-- Start --

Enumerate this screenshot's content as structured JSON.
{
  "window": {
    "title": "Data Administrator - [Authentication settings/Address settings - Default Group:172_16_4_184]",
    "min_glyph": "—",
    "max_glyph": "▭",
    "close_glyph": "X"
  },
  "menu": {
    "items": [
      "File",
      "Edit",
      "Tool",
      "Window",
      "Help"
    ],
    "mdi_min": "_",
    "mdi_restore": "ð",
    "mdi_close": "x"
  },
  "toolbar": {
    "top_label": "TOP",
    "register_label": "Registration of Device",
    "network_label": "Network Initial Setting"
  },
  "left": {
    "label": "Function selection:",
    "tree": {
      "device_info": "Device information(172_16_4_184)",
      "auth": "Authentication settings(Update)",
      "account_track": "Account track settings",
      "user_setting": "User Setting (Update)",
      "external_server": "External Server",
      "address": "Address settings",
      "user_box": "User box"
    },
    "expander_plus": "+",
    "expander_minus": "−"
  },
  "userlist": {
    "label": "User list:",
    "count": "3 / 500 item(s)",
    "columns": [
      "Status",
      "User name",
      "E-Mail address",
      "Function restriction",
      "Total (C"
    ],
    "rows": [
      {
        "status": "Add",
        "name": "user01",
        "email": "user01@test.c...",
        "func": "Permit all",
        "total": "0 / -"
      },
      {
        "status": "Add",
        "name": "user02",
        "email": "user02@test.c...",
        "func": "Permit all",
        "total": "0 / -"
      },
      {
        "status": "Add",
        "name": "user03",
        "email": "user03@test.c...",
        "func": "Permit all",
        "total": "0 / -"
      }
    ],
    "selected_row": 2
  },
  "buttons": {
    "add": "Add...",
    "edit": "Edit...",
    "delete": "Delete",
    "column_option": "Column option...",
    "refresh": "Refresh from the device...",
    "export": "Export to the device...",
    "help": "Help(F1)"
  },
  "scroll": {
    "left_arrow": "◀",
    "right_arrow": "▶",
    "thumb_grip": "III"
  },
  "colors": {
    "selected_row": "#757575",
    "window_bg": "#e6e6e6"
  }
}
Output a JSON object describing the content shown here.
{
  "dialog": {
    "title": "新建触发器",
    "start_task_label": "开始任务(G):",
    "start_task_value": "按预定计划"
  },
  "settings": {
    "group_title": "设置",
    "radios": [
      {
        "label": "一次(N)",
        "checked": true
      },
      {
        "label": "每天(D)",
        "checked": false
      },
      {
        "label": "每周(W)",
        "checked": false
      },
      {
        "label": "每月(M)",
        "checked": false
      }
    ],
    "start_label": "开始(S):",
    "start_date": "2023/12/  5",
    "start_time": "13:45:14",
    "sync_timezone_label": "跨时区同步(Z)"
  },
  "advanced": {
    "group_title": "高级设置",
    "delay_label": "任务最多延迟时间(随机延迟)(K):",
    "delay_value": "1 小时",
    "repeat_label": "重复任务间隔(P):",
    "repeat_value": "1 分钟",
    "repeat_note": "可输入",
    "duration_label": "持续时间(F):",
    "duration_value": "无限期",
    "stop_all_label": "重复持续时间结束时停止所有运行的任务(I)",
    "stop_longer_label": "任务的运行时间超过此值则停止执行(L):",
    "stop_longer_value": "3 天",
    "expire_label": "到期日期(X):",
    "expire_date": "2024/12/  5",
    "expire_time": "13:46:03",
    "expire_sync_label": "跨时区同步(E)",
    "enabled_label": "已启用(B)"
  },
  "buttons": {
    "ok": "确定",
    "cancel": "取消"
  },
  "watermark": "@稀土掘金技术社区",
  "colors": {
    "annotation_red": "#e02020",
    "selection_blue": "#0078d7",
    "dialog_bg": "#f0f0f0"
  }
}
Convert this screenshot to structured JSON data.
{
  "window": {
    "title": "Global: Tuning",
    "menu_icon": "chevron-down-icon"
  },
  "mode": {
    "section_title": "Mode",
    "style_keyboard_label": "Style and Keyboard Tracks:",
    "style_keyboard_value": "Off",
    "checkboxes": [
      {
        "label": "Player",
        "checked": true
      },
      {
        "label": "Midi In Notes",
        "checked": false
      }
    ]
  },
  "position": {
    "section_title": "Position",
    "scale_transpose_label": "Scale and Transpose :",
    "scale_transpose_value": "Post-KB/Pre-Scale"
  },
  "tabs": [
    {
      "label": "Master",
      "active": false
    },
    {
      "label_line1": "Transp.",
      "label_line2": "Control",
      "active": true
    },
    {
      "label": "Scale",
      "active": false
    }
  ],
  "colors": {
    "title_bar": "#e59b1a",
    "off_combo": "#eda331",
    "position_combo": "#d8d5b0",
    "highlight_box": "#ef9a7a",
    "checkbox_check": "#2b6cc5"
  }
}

-- End --

WHAT THIS TASK INVOLVES: Transcribe all of the entries without altering anything.

WRITTEN ANSWER:
Enumerate this screenshot's content as structured JSON.
{
  "window": {
    "title": "Data Administrator - [Authentication settings/Address settings - Default Group:172_16_4_184]",
    "min_glyph": "—",
    "max_glyph": "▭",
    "close_glyph": "X"
  },
  "menu": {
    "items": [
      "File",
      "Edit",
      "Tool",
      "Window",
      "Help"
    ],
    "mdi_min": "_",
    "mdi_restore": "ð",
    "mdi_close": "x"
  },
  "toolbar": {
    "top_label": "TOP",
    "register_label": "Registration of Device",
    "network_label": "Network Initial Setting"
  },
  "left": {
    "label": "Function selection:",
    "tree": {
      "device_info": "Device information(172_16_4_184)",
      "auth": "Authentication settings(Update)",
      "account_track": "Account track settings",
      "user_setting": "User Setting (Update)",
      "external_server": "External Server",
      "address": "Address settings",
      "user_box": "User box"
    },
    "expander_plus": "+",
    "expander_minus": "−"
  },
  "userlist": {
    "label": "User list:",
    "count": "3 / 500 item(s)",
    "columns": [
      "Status",
      "User name",
      "E-Mail address",
      "Function restriction",
      "Total (C"
    ],
    "rows": [
      {
        "status": "Add",
        "name": "user01",
        "email": "user01@test.c...",
        "func": "Permit all",
        "total": "0 / -"
      },
      {
        "status": "Add",
        "name": "user02",
        "email": "user02@test.c...",
        "func": "Permit all",
        "total": "0 / -"
      },
      {
        "status": "Add",
        "name": "user03",
        "email": "user03@test.c...",
        "func": "Permit all",
        "total": "0 / -"
      }
    ],
    "selected_row": 2
  },
  "buttons": {
    "add": "Add...",
    "edit": "Edit...",
    "delete": "Delete",
    "column_option": "Column option...",
    "refresh": "Refresh from the device...",
    "export": "Export to the device...",
    "help": "Help(F1)"
  },
  "scroll": {
    "left_arrow": "◀",
    "right_arrow": "▶",
    "thumb_grip": "III"
  },
  "colors": {
    "selected_row": "#757575",
    "window_bg": "#e6e6e6"
  }
}
Output a JSON object describing the content shown here.
{
  "dialog": {
    "title": "新建触发器",
    "start_task_label": "开始任务(G):",
    "start_task_value": "按预定计划"
  },
  "settings": {
    "group_title": "设置",
    "radios": [
      {
        "label": "一次(N)",
        "checked": true
      },
      {
        "label": "每天(D)",
        "checked": false
      },
      {
        "label": "每周(W)",
        "checked": false
      },
      {
        "label": "每月(M)",
        "checked": false
      }
    ],
    "start_label": "开始(S):",
    "start_date": "2023/12/  5",
    "start_time": "13:45:14",
    "sync_timezone_label": "跨时区同步(Z)"
  },
  "advanced": {
    "group_title": "高级设置",
    "delay_label": "任务最多延迟时间(随机延迟)(K):",
    "delay_value": "1 小时",
    "repeat_label": "重复任务间隔(P):",
    "repeat_value": "1 分钟",
    "repeat_note": "可输入",
    "duration_label": "持续时间(F):",
    "duration_value": "无限期",
    "stop_all_label": "重复持续时间结束时停止所有运行的任务(I)",
    "stop_longer_label": "任务的运行时间超过此值则停止执行(L):",
    "stop_longer_value": "3 天",
    "expire_label": "到期日期(X):",
    "expire_date": "2024/12/  5",
    "expire_time": "13:46:03",
    "expire_sync_label": "跨时区同步(E)",
    "enabled_label": "已启用(B)"
  },
  "buttons": {
    "ok": "确定",
    "cancel": "取消"
  },
  "watermark": "@稀土掘金技术社区",
  "colors": {
    "annotation_red": "#e02020",
    "selection_blue": "#0078d7",
    "dialog_bg": "#f0f0f0"
  }
}
Convert this screenshot to structured JSON data.
{
  "window": {
    "title": "Global: Tuning",
    "menu_icon": "chevron-down-icon"
  },
  "mode": {
    "section_title": "Mode",
    "style_keyboard_label": "Style and Keyboard Tracks:",
    "style_keyboard_value": "Off",
    "checkboxes": [
      {
        "label": "Player",
        "checked": true
      },
      {
        "label": "Midi In Notes",
        "checked": false
      }
    ]
  },
  "position": {
    "section_title": "Position",
    "scale_transpose_label": "Scale and Transpose :",
    "scale_transpose_value": "Post-KB/Pre-Scale"
  },
  "tabs": [
    {
      "label": "Master",
      "active": false
    },
    {
      "label_line1": "Transp.",
      "label_line2": "Control",
      "active": true
    },
    {
      "label": "Scale",
      "active": false
    }
  ],
  "colors": {
    "title_bar": "#e59b1a",
    "off_combo": "#eda331",
    "position_combo": "#d8d5b0",
    "highlight_box": "#ef9a7a",
    "checkbox_check": "#2b6cc5"
  }
}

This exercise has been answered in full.